[cocom] Add repository level analysis option for CoCom backend

inishchith commented 5 years ago

@valeriocos As discussed, this adds repository level analysis as an option to CoCom Backend.

As of now, this is being added to make repository level analysis and visualization to be carried out in Kibana in a bit easier way. We can discuss the limitation that might be caused in the future and some edge cases that I might have missed in the implementation.

Results of comparison can be found in #36

Note: Some work/commit(s) are addressed and are a continuation of #37

Edit: This is just a rough idea (implementation)

Some things that need to be worked on:

[ ] Tests
[ ] Docstrings

inishchith commented 5 years ago

@valeriocos Sorry for the delayed response.

Instead of passing a flag to trigger the analysis at repo level, it wouldn't be better to introduce a new category that performs this kind of analysis? What do you think?

We have used category as a convention to perform analysis using different analyzers as of now and repository-level analysis does make sense to other backends as well so thought it would be better to provide an option(flag) instead of a category. let me know what you think

The variable self.history collects the cocom analysis for each file. The solution seems to work well when performing the initial fetch, but I'm not sure it would work for incremental fetches. Could you explain the logic in case I'm missing something?

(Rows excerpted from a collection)
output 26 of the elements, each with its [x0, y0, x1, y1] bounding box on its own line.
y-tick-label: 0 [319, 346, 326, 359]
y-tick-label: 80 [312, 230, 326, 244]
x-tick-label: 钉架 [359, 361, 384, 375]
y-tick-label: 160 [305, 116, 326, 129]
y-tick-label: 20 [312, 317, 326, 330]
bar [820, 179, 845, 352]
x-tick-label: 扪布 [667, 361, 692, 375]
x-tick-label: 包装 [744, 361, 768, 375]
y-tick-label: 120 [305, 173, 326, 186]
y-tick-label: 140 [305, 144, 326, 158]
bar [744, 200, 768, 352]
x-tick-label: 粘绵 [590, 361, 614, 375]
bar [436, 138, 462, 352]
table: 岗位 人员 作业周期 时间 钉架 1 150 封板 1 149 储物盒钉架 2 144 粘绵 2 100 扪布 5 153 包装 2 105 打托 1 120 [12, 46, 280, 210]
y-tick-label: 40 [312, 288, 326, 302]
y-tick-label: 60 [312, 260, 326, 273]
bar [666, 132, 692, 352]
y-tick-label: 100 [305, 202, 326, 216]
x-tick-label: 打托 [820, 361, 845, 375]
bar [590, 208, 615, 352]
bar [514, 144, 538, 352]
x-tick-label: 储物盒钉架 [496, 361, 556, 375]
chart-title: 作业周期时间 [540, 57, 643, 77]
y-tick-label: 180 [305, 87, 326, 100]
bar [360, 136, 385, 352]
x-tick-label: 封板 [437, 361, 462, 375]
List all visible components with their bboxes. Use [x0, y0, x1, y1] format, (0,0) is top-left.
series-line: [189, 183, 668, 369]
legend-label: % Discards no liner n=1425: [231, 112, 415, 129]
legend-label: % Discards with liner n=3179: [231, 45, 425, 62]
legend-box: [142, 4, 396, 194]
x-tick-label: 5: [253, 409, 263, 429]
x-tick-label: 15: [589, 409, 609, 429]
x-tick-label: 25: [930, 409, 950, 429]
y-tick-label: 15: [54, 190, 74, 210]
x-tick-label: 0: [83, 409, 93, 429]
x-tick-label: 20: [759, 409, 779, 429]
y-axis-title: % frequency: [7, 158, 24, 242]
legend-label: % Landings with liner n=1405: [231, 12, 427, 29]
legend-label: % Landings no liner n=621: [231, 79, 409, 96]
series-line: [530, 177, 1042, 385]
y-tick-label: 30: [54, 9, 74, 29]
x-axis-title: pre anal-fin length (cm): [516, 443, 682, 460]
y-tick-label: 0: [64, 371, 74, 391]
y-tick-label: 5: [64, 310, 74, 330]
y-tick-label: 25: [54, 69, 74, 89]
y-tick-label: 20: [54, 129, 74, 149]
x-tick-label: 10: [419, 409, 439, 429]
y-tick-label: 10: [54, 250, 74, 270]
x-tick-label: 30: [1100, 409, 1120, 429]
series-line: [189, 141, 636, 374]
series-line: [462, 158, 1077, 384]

● Given task 1: In the CoCom thread, where can the results of the comparison be found?
● Given task 2: Rewrite the paragraph of the CoCom thread that begins "The variable self.history" more briefly, keeping its main facts.
● Given task 3: Set down the stretch of the CoCom thread from "[cocom] Add repository" through "rough idea (implementation)".

● Written solution 1: In #36.

● Written solution 2: The variable self.history gathers the CoCom analysis for each file. This appears to work for the initial fetch, but it may not work for incremental fetches, so the writer asks for the logic to be explained.

● Written solution 3:
[cocom] Add repository level analysis option for CoCom backend

inishchith commented 5 years ago

@valeriocos As discussed, this adds repository level analysis as an option to CoCom Backend.

As of now, this is being added to make repository level analysis and visualization to be carried out in Kibana in a bit easier way. We can discuss the limitation that might be caused in the future and some edge cases that I might have missed in the implementation.

Results of comparison can be found in #36

Note: Some work/commit(s) are addressed and are a continuation of #37

Edit: This is just a rough idea (implementation)